**Stated problem**
Omit the pictures, please, and give each record below again exactly.

(Dataset records)
^^^^^^^^^^^^^^^^
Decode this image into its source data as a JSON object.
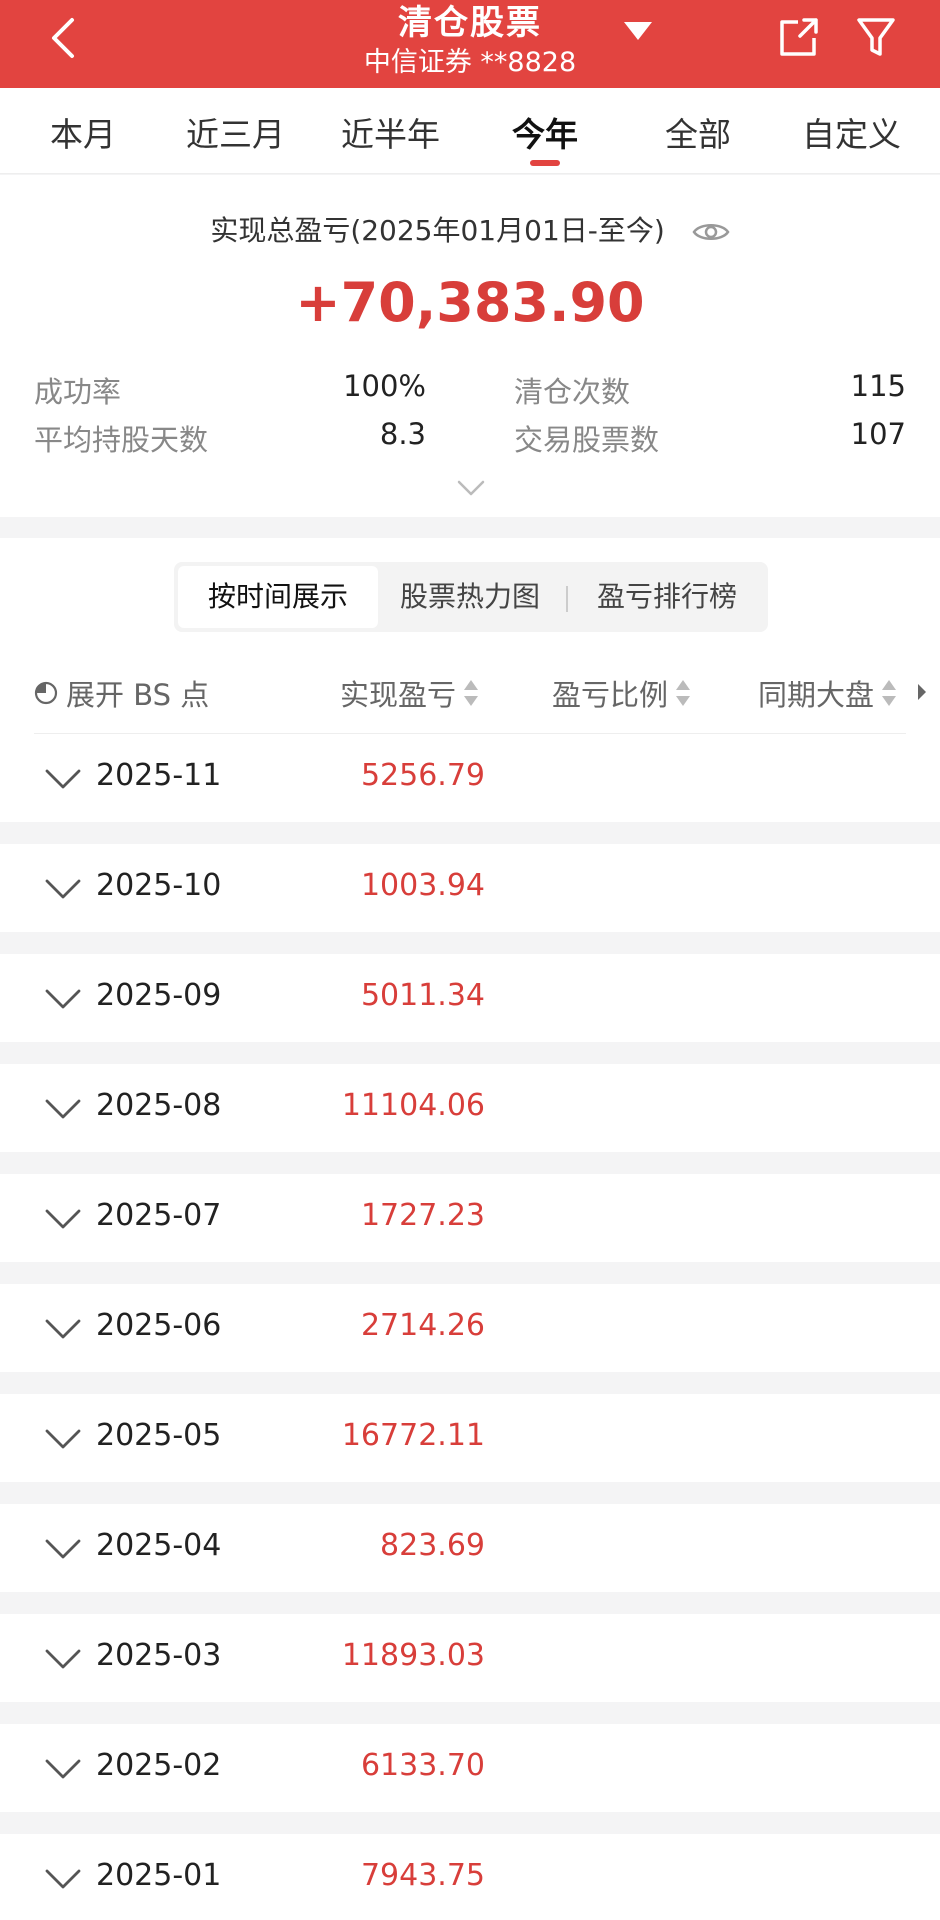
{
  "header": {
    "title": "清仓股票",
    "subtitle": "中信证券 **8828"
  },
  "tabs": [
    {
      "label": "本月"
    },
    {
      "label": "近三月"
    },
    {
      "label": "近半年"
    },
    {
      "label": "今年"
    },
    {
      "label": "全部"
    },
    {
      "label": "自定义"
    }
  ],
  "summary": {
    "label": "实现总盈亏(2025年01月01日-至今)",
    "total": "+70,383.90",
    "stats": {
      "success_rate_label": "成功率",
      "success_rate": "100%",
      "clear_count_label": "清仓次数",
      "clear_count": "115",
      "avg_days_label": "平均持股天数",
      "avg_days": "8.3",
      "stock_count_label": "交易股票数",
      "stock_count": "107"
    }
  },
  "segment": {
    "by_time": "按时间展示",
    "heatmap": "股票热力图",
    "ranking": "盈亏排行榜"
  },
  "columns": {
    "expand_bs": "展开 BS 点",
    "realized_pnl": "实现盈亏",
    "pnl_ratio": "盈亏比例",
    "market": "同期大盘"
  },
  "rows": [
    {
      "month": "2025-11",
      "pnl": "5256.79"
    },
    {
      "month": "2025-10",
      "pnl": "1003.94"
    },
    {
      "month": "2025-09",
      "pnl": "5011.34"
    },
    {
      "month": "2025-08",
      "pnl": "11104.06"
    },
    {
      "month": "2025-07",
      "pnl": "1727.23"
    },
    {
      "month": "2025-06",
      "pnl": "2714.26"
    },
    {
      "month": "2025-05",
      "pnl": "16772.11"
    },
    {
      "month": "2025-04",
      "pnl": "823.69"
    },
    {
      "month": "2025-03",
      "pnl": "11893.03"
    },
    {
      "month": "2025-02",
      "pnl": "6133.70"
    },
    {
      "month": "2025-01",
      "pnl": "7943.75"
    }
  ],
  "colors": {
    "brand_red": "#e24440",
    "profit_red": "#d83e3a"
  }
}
^^^^^^^^^^^^^^^^
**Exercise result**
Decode this image into its source data as a JSON object.
{
  "header": {
    "title": "清仓股票",
    "subtitle": "中信证券 **8828"
  },
  "tabs": [
    {
      "label": "本月"
    },
    {
      "label": "近三月"
    },
    {
      "label": "近半年"
    },
    {
      "label": "今年"
    },
    {
      "label": "全部"
    },
    {
      "label": "自定义"
    }
  ],
  "summary": {
    "label": "实现总盈亏(2025年01月01日-至今)",
    "total": "+70,383.90",
    "stats": {
      "success_rate_label": "成功率",
      "success_rate": "100%",
      "clear_count_label": "清仓次数",
      "clear_count": "115",
      "avg_days_label": "平均持股天数",
      "avg_days": "8.3",
      "stock_count_label": "交易股票数",
      "stock_count": "107"
    }
  },
  "segment": {
    "by_time": "按时间展示",
    "heatmap": "股票热力图",
    "ranking": "盈亏排行榜"
  },
  "columns": {
    "expand_bs": "展开 BS 点",
    "realized_pnl": "实现盈亏",
    "pnl_ratio": "盈亏比例",
    "market": "同期大盘"
  },
  "rows": [
    {
      "month": "2025-11",
      "pnl": "5256.79"
    },
    {
      "month": "2025-10",
      "pnl": "1003.94"
    },
    {
      "month": "2025-09",
      "pnl": "5011.34"
    },
    {
      "month": "2025-08",
      "pnl": "11104.06"
    },
    {
      "month": "2025-07",
      "pnl": "1727.23"
    },
    {
      "month": "2025-06",
      "pnl": "2714.26"
    },
    {
      "month": "2025-05",
      "pnl": "16772.11"
    },
    {
      "month": "2025-04",
      "pnl": "823.69"
    },
    {
      "month": "2025-03",
      "pnl": "11893.03"
    },
    {
      "month": "2025-02",
      "pnl": "6133.70"
    },
    {
      "month": "2025-01",
      "pnl": "7943.75"
    }
  ],
  "colors": {
    "brand_red": "#e24440",
    "profit_red": "#d83e3a"
  }
}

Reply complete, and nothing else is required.